■ Stated problem ■
Please output the lines shown below exactly as they appear.

■ Data lines ■
########
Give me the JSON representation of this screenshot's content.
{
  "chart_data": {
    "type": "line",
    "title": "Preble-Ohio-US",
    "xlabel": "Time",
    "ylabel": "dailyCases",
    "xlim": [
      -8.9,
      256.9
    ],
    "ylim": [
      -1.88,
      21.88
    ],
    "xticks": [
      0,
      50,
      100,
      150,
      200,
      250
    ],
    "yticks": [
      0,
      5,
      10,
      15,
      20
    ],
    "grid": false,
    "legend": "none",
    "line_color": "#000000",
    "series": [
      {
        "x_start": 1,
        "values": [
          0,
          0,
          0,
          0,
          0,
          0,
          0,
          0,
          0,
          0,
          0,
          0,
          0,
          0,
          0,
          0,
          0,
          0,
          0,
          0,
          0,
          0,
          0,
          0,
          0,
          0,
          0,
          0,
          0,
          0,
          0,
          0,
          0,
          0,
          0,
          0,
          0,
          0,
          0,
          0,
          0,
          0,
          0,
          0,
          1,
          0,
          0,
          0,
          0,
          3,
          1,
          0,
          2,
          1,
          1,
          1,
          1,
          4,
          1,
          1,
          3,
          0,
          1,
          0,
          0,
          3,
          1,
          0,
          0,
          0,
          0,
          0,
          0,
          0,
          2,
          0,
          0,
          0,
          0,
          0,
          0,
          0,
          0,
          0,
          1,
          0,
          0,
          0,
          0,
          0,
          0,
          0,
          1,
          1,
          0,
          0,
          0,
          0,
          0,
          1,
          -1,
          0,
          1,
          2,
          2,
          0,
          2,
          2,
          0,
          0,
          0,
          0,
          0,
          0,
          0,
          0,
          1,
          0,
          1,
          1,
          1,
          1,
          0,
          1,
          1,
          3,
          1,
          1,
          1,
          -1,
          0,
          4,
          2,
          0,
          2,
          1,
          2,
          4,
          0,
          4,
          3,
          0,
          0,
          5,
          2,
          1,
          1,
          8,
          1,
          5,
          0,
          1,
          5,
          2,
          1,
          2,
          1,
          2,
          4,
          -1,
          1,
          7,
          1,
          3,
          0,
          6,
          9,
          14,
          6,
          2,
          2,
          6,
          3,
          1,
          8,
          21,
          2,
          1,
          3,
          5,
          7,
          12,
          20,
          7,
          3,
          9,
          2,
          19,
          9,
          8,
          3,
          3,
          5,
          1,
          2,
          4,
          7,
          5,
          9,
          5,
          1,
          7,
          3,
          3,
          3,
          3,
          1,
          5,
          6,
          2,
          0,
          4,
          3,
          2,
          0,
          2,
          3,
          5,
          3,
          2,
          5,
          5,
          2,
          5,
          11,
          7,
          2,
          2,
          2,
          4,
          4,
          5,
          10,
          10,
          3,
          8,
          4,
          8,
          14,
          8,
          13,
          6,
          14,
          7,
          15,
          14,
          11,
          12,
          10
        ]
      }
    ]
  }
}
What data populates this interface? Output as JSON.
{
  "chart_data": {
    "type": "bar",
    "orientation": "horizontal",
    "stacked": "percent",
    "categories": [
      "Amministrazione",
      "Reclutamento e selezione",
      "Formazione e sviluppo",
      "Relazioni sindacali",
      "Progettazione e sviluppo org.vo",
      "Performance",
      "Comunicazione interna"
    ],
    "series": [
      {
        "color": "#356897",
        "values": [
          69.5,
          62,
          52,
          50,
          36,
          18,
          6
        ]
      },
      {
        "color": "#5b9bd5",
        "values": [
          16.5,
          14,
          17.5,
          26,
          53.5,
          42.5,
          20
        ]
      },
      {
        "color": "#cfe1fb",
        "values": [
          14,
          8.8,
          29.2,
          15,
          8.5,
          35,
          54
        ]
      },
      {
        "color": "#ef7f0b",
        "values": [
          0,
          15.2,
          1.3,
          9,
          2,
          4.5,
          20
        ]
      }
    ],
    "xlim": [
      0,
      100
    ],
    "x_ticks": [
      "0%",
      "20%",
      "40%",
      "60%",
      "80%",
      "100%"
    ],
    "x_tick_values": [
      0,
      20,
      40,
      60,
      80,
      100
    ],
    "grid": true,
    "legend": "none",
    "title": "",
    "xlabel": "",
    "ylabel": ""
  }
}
########
■ Output of the task ■
Give me the JSON representation of this screenshot's content.
{
  "chart_data": {
    "type": "line",
    "title": "Preble-Ohio-US",
    "xlabel": "Time",
    "ylabel": "dailyCases",
    "xlim": [
      -8.9,
      256.9
    ],
    "ylim": [
      -1.88,
      21.88
    ],
    "xticks": [
      0,
      50,
      100,
      150,
      200,
      250
    ],
    "yticks": [
      0,
      5,
      10,
      15,
      20
    ],
    "grid": false,
    "legend": "none",
    "line_color": "#000000",
    "series": [
      {
        "x_start": 1,
        "values": [
          0,
          0,
          0,
          0,
          0,
          0,
          0,
          0,
          0,
          0,
          0,
          0,
          0,
          0,
          0,
          0,
          0,
          0,
          0,
          0,
          0,
          0,
          0,
          0,
          0,
          0,
          0,
          0,
          0,
          0,
          0,
          0,
          0,
          0,
          0,
          0,
          0,
          0,
          0,
          0,
          0,
          0,
          0,
          0,
          1,
          0,
          0,
          0,
          0,
          3,
          1,
          0,
          2,
          1,
          1,
          1,
          1,
          4,
          1,
          1,
          3,
          0,
          1,
          0,
          0,
          3,
          1,
          0,
          0,
          0,
          0,
          0,
          0,
          0,
          2,
          0,
          0,
          0,
          0,
          0,
          0,
          0,
          0,
          0,
          1,
          0,
          0,
          0,
          0,
          0,
          0,
          0,
          1,
          1,
          0,
          0,
          0,
          0,
          0,
          1,
          -1,
          0,
          1,
          2,
          2,
          0,
          2,
          2,
          0,
          0,
          0,
          0,
          0,
          0,
          0,
          0,
          1,
          0,
          1,
          1,
          1,
          1,
          0,
          1,
          1,
          3,
          1,
          1,
          1,
          -1,
          0,
          4,
          2,
          0,
          2,
          1,
          2,
          4,
          0,
          4,
          3,
          0,
          0,
          5,
          2,
          1,
          1,
          8,
          1,
          5,
          0,
          1,
          5,
          2,
          1,
          2,
          1,
          2,
          4,
          -1,
          1,
          7,
          1,
          3,
          0,
          6,
          9,
          14,
          6,
          2,
          2,
          6,
          3,
          1,
          8,
          21,
          2,
          1,
          3,
          5,
          7,
          12,
          20,
          7,
          3,
          9,
          2,
          19,
          9,
          8,
          3,
          3,
          5,
          1,
          2,
          4,
          7,
          5,
          9,
          5,
          1,
          7,
          3,
          3,
          3,
          3,
          1,
          5,
          6,
          2,
          0,
          4,
          3,
          2,
          0,
          2,
          3,
          5,
          3,
          2,
          5,
          5,
          2,
          5,
          11,
          7,
          2,
          2,
          2,
          4,
          4,
          5,
          10,
          10,
          3,
          8,
          4,
          8,
          14,
          8,
          13,
          6,
          14,
          7,
          15,
          14,
          11,
          12,
          10
        ]
      }
    ]
  }
}
What data populates this interface? Output as JSON.
{
  "chart_data": {
    "type": "bar",
    "orientation": "horizontal",
    "stacked": "percent",
    "categories": [
      "Amministrazione",
      "Reclutamento e selezione",
      "Formazione e sviluppo",
      "Relazioni sindacali",
      "Progettazione e sviluppo org.vo",
      "Performance",
      "Comunicazione interna"
    ],
    "series": [
      {
        "color": "#356897",
        "values": [
          69.5,
          62,
          52,
          50,
          36,
          18,
          6
        ]
      },
      {
        "color": "#5b9bd5",
        "values": [
          16.5,
          14,
          17.5,
          26,
          53.5,
          42.5,
          20
        ]
      },
      {
        "color": "#cfe1fb",
        "values": [
          14,
          8.8,
          29.2,
          15,
          8.5,
          35,
          54
        ]
      },
      {
        "color": "#ef7f0b",
        "values": [
          0,
          15.2,
          1.3,
          9,
          2,
          4.5,
          20
        ]
      }
    ],
    "xlim": [
      0,
      100
    ],
    "x_ticks": [
      "0%",
      "20%",
      "40%",
      "60%",
      "80%",
      "100%"
    ],
    "x_tick_values": [
      0,
      20,
      40,
      60,
      80,
      100
    ],
    "grid": true,
    "legend": "none",
    "title": "",
    "xlabel": "",
    "ylabel": ""
  }
}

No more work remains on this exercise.